§ STORED RECORDS
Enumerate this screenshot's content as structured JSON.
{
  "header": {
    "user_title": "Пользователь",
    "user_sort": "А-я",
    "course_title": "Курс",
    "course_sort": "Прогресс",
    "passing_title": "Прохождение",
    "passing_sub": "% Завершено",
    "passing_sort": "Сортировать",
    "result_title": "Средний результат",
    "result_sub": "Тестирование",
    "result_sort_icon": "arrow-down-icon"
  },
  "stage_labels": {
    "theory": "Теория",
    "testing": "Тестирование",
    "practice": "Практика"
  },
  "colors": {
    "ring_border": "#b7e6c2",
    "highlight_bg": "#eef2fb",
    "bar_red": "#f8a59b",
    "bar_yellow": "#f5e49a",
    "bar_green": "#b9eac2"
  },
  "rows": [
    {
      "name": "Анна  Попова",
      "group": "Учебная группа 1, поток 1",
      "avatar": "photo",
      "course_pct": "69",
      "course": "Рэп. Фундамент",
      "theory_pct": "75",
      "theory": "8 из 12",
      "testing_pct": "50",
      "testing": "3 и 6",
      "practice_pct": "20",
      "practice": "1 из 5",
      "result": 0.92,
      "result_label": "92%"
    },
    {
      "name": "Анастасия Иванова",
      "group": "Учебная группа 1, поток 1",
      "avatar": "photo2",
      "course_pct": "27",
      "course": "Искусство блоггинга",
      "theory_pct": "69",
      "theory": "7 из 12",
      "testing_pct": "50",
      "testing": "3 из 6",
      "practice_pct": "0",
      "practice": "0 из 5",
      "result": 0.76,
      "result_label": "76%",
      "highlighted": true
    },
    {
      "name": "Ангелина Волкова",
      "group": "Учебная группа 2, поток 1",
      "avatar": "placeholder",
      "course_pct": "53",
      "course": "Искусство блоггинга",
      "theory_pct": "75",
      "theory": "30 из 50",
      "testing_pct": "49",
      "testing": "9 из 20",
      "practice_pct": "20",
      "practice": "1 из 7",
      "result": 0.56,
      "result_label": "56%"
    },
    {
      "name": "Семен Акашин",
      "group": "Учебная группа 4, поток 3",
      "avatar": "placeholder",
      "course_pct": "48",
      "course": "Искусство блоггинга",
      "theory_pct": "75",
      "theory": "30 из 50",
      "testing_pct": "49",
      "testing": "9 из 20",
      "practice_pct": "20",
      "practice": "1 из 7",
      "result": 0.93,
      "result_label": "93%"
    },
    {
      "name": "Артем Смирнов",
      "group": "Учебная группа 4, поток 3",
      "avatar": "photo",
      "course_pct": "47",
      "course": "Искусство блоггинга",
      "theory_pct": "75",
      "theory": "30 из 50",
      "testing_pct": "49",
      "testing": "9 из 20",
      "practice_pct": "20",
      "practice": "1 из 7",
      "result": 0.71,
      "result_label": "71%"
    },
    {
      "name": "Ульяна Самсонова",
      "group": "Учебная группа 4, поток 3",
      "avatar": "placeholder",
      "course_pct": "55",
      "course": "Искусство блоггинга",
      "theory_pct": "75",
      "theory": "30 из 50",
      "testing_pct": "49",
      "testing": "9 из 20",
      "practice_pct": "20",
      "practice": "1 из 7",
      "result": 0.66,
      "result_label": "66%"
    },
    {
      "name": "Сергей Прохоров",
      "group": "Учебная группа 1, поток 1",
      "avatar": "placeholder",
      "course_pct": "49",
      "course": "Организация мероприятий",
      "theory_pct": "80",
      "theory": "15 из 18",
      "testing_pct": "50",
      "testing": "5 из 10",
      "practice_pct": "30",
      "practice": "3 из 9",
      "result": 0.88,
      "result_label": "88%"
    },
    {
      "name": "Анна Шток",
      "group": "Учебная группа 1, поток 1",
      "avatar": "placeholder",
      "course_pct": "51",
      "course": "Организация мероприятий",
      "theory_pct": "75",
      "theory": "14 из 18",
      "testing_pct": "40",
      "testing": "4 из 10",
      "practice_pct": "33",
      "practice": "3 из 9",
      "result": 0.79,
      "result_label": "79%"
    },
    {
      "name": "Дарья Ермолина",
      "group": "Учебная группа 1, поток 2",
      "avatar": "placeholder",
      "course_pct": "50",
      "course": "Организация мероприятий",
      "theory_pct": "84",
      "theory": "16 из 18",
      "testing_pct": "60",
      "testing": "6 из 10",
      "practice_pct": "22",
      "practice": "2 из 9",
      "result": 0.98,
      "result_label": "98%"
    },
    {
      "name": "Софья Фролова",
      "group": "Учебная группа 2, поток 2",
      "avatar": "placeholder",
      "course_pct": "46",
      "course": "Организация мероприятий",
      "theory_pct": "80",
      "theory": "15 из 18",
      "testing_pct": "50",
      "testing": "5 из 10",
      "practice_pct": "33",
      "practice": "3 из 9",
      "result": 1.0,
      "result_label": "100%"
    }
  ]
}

§ TASK BRIEF
Check each line above for the string "Тестирование" and show the ones that have it.

§ SOLUTION TO THIS EXERCISE
    "result_sub": "Тестирование",
    "testing": "Тестирование",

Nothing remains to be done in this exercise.